From the entries below, copy every line holding the word "solenoid".

# # #

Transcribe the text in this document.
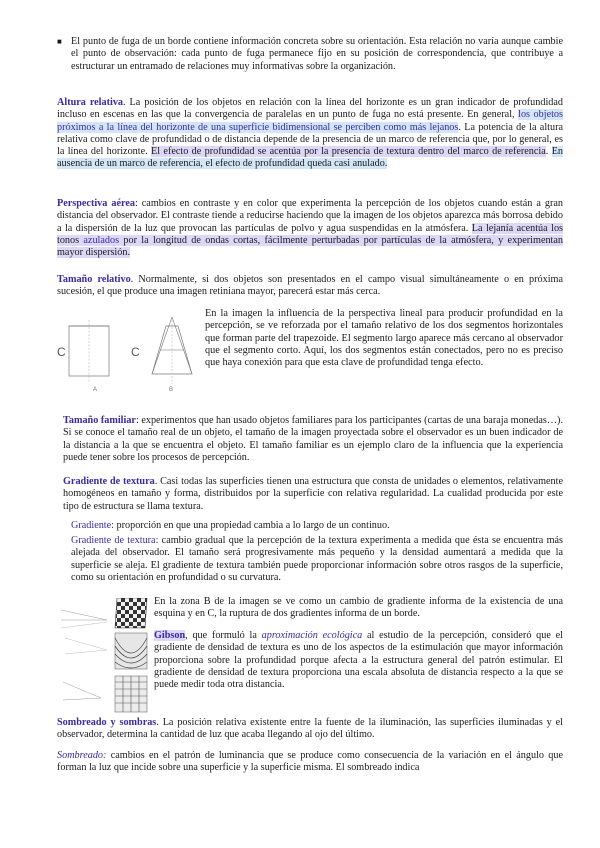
■ El punto de fuga de un borde contiene información concreta sobre su orientación. Esta relación no varía aunque cambie el punto de observación: cada punto de fuga permanece fijo en su posición de correspondencia, que contribuye a estructurar un entramado de relaciones muy informativas sobre la organización.

Altura relativa. La posición de los objetos en relación con la línea del horizonte es un gran indicador de profundidad incluso en escenas en las que la convergencia de paralelas en un punto de fuga no está presente. En general, los objetos próximos a la línea del horizonte de una superficie bidimensional se perciben como más lejanos. La potencia de la altura relativa como clave de profundidad o de distancia depende de la presencia de un marco de referencia que, por lo general, es la línea del horizonte. El efecto de profundidad se acentúa por la presencia de textura dentro del marco de referencia. En ausencia de un marco de referencia, el efecto de profundidad queda casi anulado.

Perspectiva aérea: cambios en contraste y en color que experimenta la percepción de los objetos cuando están a gran distancia del observador. El contraste tiende a reducirse haciendo que la imagen de los objetos aparezca más borrosa debido a la dispersión de la luz que provocan las partículas de polvo y agua suspendidas en la atmósfera. La lejanía acentúa los tonos azulados por la longitud de ondas cortas, fácilmente perturbadas por partículas de la atmósfera, y experimentan mayor dispersión.

Tamaño relativo. Normalmente, si dos objetos son presentados en el campo visual simultáneamente o en próxima sucesión, el que produce una imagen retiniana mayor, parecerá estar más cerca.

C	C
A	B

En la imagen la influencia de la perspectiva lineal para producir profundidad en la percepción, se ve reforzada por el tamaño relativo de los dos segmentos horizontales que forman parte del trapezoide. El segmento largo aparece más cercano al observador que el segmento corto. Aquí, los dos segmentos están conectados, pero no es preciso que haya conexión para que esta clave de profundidad tenga efecto.

Tamaño familiar: experimentos que han usado objetos familiares para los participantes (cartas de una baraja monedas…). Si se conoce el tamaño real de un objeto, el tamaño de la imagen proyectada sobre el observador es un buen indicador de la distancia a la que se encuentra el objeto. El tamaño familiar es un ejemplo claro de la influencia que la experiencia puede tener sobre los procesos de percepción.

Gradiente de textura. Casi todas las superficies tienen una estructura que consta de unidades o elementos, relativamente homogéneos en tamaño y forma, distribuidos por la superficie con relativa regularidad. La cualidad producida por este tipo de estructura se llama textura.

Gradiente: proporción en que una propiedad cambia a lo largo de un continuo.

Gradiente de textura: cambio gradual que la percepción de la textura experimenta a medida que ésta se encuentra más alejada del observador. El tamaño será progresivamente más pequeño y la densidad aumentará a medida que la superficie se aleja. El gradiente de textura también puede proporcionar información sobre otros rasgos de la superficie, como su orientación en profundidad o su curvatura.

En la zona B de la imagen se ve como un cambio de gradiente informa de la existencia de una esquina y en C, la ruptura de dos gradientes informa de un borde.

Gibson, que formuló la aproximación ecológica al estudio de la percepción, consideró que el gradiente de densidad de textura es uno de los aspectos de la estimulación que mayor información proporciona sobre la profundidad porque afecta a la estructura general del patrón estimular. El gradiente de densidad de textura proporciona una escala absoluta de distancia respecto a la que se puede medir toda otra distancia.

Sombreado y sombras. La posición relativa existente entre la fuente de la iluminación, las superficies iluminadas y el observador, determina la cantidad de luz que acaba llegando al ojo del último.

Sombreado: cambios en el patrón de luminancia que se produce como consecuencia de la variación en el ángulo que forman la luz que incide sobre una superficie y la superficie misma. El sombreado indica
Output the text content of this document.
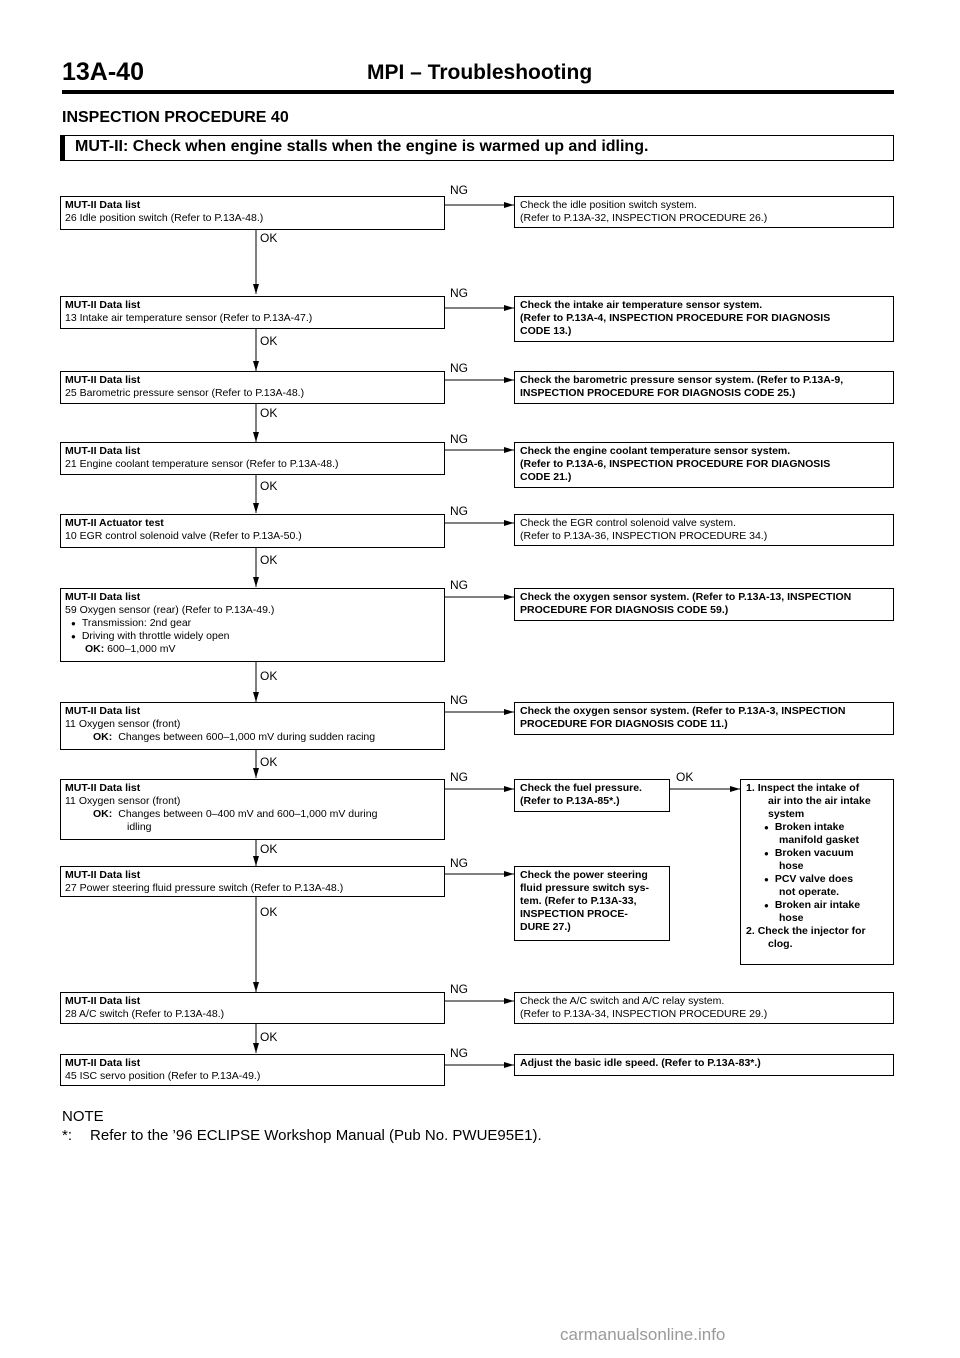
13A-40	MPI – Troubleshooting
INSPECTION PROCEDURE 40
MUT-II: Check when engine stalls when the engine is warmed up and idling.
NG
OK
NG
OK
NG
OK
NG
OK
NG
OK
NG
OK
NG
OK
NG	OK
OK
NG
OK
NG
OK
NG
MUT-II Data list
26 Idle position switch (Refer to P.13A-48.)
Check the idle position switch system.
(Refer to P.13A-32, INSPECTION PROCEDURE 26.)
MUT-II Data list
13 Intake air temperature sensor (Refer to P.13A-47.)
Check the intake air temperature sensor system.
(Refer to P.13A-4, INSPECTION PROCEDURE FOR DIAGNOSIS
CODE 13.)
MUT-II Data list
25 Barometric pressure sensor (Refer to P.13A-48.)
Check the barometric pressure sensor system. (Refer to P.13A-9,
INSPECTION PROCEDURE FOR DIAGNOSIS CODE 25.)
MUT-II Data list
21 Engine coolant temperature sensor (Refer to P.13A-48.)
Check the engine coolant temperature sensor system.
(Refer to P.13A-6, INSPECTION PROCEDURE FOR DIAGNOSIS
CODE 21.)
MUT-II Actuator test
10 EGR control solenoid valve (Refer to P.13A-50.)
Check the EGR control solenoid valve system.
(Refer to P.13A-36, INSPECTION PROCEDURE 34.)
MUT-II Data list
59 Oxygen sensor (rear) (Refer to P.13A-49.)
● Transmission: 2nd gear
● Driving with throttle widely open
OK: 600–1,000 mV
Check the oxygen sensor system. (Refer to P.13A-13, INSPECTION
PROCEDURE FOR DIAGNOSIS CODE 59.)
MUT-II Data list
11 Oxygen sensor (front)
OK: Changes between 600–1,000 mV during sudden racing
Check the oxygen sensor system. (Refer to P.13A-3, INSPECTION
PROCEDURE FOR DIAGNOSIS CODE 11.)
MUT-II Data list
11 Oxygen sensor (front)
OK: Changes between 0–400 mV and 600–1,000 mV during
idling
Check the fuel pressure.
(Refer to P.13A-85*.)
1. Inspect the intake of
air into the air intake
system
● Broken intake
manifold gasket
● Broken vacuum
hose
● PCV valve does
not operate.
● Broken air intake
hose
2. Check the injector for
clog.
MUT-II Data list
27 Power steering fluid pressure switch (Refer to P.13A-48.)
Check the power steering
fluid pressure switch sys-
tem. (Refer to P.13A-33,
INSPECTION PROCE-
DURE 27.)
MUT-II Data list
28 A/C switch (Refer to P.13A-48.)
Check the A/C switch and A/C relay system.
(Refer to P.13A-34, INSPECTION PROCEDURE 29.)
MUT-II Data list
45 ISC servo position (Refer to P.13A-49.)
Adjust the basic idle speed. (Refer to P.13A-83*.)
NOTE
*: Refer to the ’96 ECLIPSE Workshop Manual (Pub No. PWUE95E1).
carmanualsonline.info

# # #

§ Written reply:
10 EGR control solenoid valve (Refer to P.13A-50.)
Check the EGR control solenoid valve system.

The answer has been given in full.